━━━━━ Stored rows ━━━━━

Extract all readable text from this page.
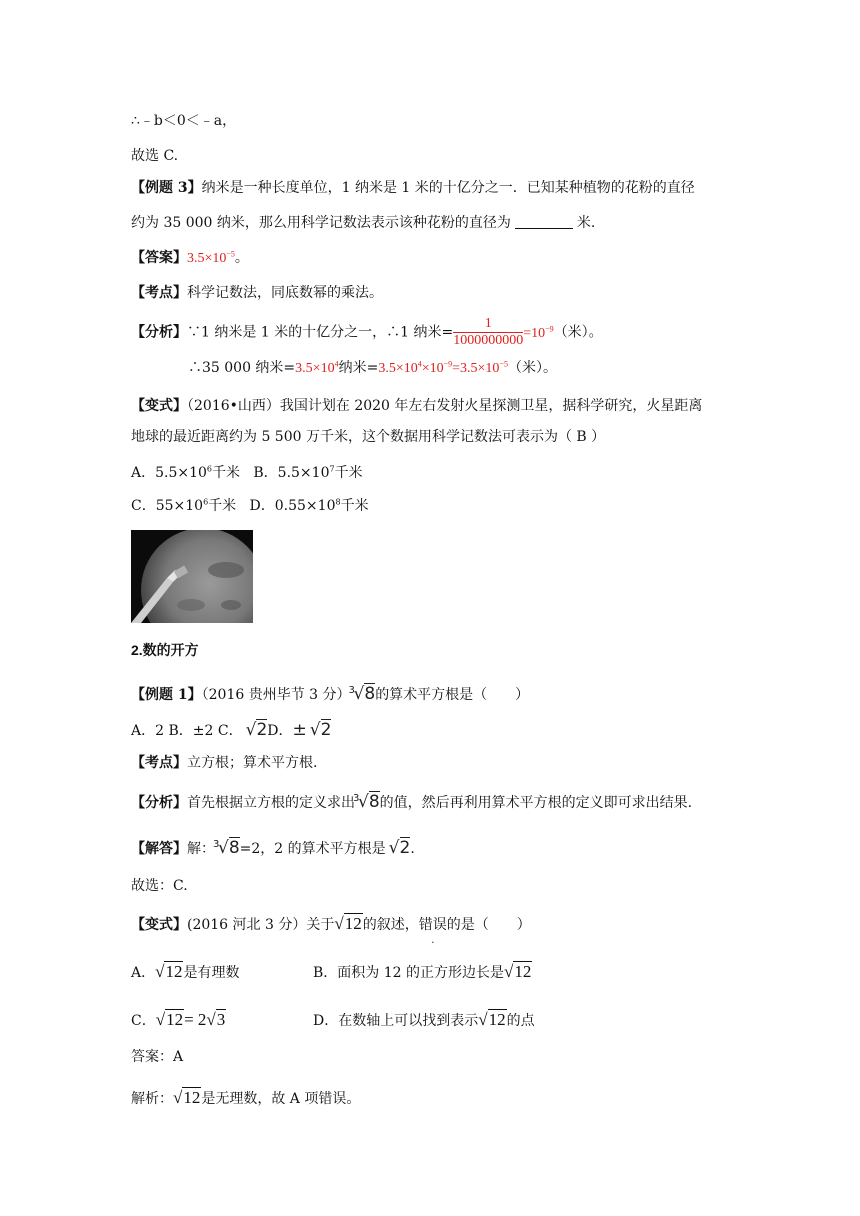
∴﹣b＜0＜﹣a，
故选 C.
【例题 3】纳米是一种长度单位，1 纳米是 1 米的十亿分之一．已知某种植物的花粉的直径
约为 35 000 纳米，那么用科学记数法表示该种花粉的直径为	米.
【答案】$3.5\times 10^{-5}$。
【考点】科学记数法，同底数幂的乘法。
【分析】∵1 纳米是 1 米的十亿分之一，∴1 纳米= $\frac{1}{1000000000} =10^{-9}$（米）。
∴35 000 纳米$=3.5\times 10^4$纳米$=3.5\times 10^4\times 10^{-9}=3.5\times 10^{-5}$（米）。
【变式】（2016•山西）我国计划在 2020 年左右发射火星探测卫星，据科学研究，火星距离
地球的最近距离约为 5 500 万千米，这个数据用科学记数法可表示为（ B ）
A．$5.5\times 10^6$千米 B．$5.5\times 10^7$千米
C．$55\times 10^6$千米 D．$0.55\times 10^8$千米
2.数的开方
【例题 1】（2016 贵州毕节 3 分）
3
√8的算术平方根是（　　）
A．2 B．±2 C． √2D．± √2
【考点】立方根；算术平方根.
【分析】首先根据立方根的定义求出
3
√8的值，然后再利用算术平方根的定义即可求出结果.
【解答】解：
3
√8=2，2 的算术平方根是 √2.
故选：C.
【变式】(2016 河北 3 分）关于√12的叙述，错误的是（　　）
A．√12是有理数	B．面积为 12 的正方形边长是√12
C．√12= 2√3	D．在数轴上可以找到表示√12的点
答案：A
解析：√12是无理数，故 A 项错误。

━━━━━

Identify the lines in the entries above that contain "米的十亿分之一", then copy them out.

■ **Right answer**
【例题 3】纳米是一种长度单位，1 纳米是 1 米的十亿分之一．已知某种植物的花粉的直径
【分析】∵1 纳米是 1 米的十亿分之一，∴1 纳米= $\frac{1}{1000000000} =10^{-9}$（米）。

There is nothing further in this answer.